— MATERIAL SHOWN —
▽

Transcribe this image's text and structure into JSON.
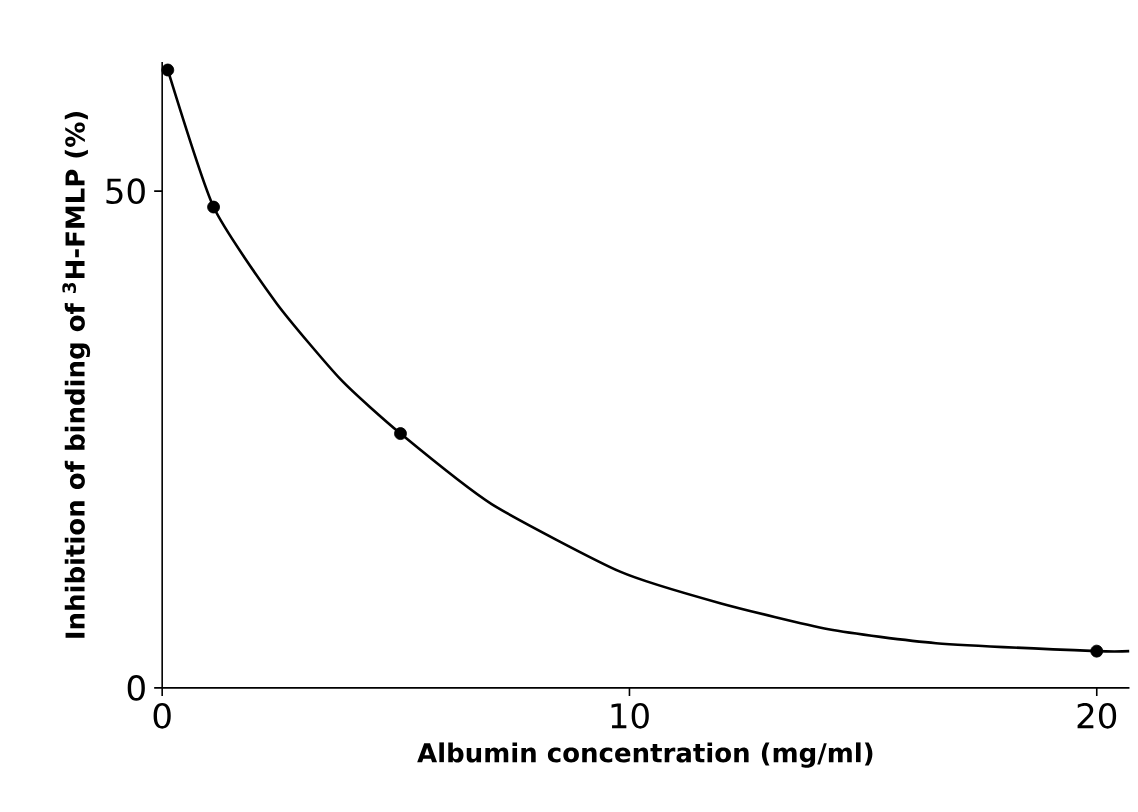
{
  "chart_data": {
    "type": "scatter",
    "xlabel": "Albumin concentration (mg/ml)",
    "ylabel": "Inhibition of binding of $^{3}$H-FMLP (%)",
    "xlim": [
      0,
      20.7
    ],
    "ylim": [
      0,
      63
    ],
    "xticks": [
      0,
      10,
      20
    ],
    "yticks": [
      0,
      50
    ],
    "grid": false,
    "series": [
      {
        "type": "line",
        "color": "#000000",
        "marker": "none",
        "line_style": "solid",
        "x": [
          0.12,
          1.1,
          2.45,
          3.83,
          5.1,
          7.05,
          9.8,
          11.96,
          14.26,
          16.56,
          20,
          20.7
        ],
        "values": [
          62.2,
          48.4,
          38.7,
          31,
          25.6,
          18.5,
          11.7,
          8.5,
          5.9,
          4.5,
          3.7,
          3.7
        ]
      },
      {
        "color": "#000000",
        "marker": "circle",
        "x": [
          0.12,
          1.1,
          5.1,
          20
        ],
        "values": [
          62.2,
          48.4,
          25.6,
          3.7
        ]
      }
    ]
  }
}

△

Write the listing out a second time exactly, dropping all images.

Transcribe this image's text and structure into JSON.
{
  "chart_data": {
    "type": "scatter",
    "xlabel": "Albumin concentration (mg/ml)",
    "ylabel": "Inhibition of binding of $^{3}$H-FMLP (%)",
    "xlim": [
      0,
      20.7
    ],
    "ylim": [
      0,
      63
    ],
    "xticks": [
      0,
      10,
      20
    ],
    "yticks": [
      0,
      50
    ],
    "grid": false,
    "series": [
      {
        "type": "line",
        "color": "#000000",
        "marker": "none",
        "line_style": "solid",
        "x": [
          0.12,
          1.1,
          2.45,
          3.83,
          5.1,
          7.05,
          9.8,
          11.96,
          14.26,
          16.56,
          20,
          20.7
        ],
        "values": [
          62.2,
          48.4,
          38.7,
          31,
          25.6,
          18.5,
          11.7,
          8.5,
          5.9,
          4.5,
          3.7,
          3.7
        ]
      },
      {
        "color": "#000000",
        "marker": "circle",
        "x": [
          0.12,
          1.1,
          5.1,
          20
        ],
        "values": [
          62.2,
          48.4,
          25.6,
          3.7
        ]
      }
    ]
  }
}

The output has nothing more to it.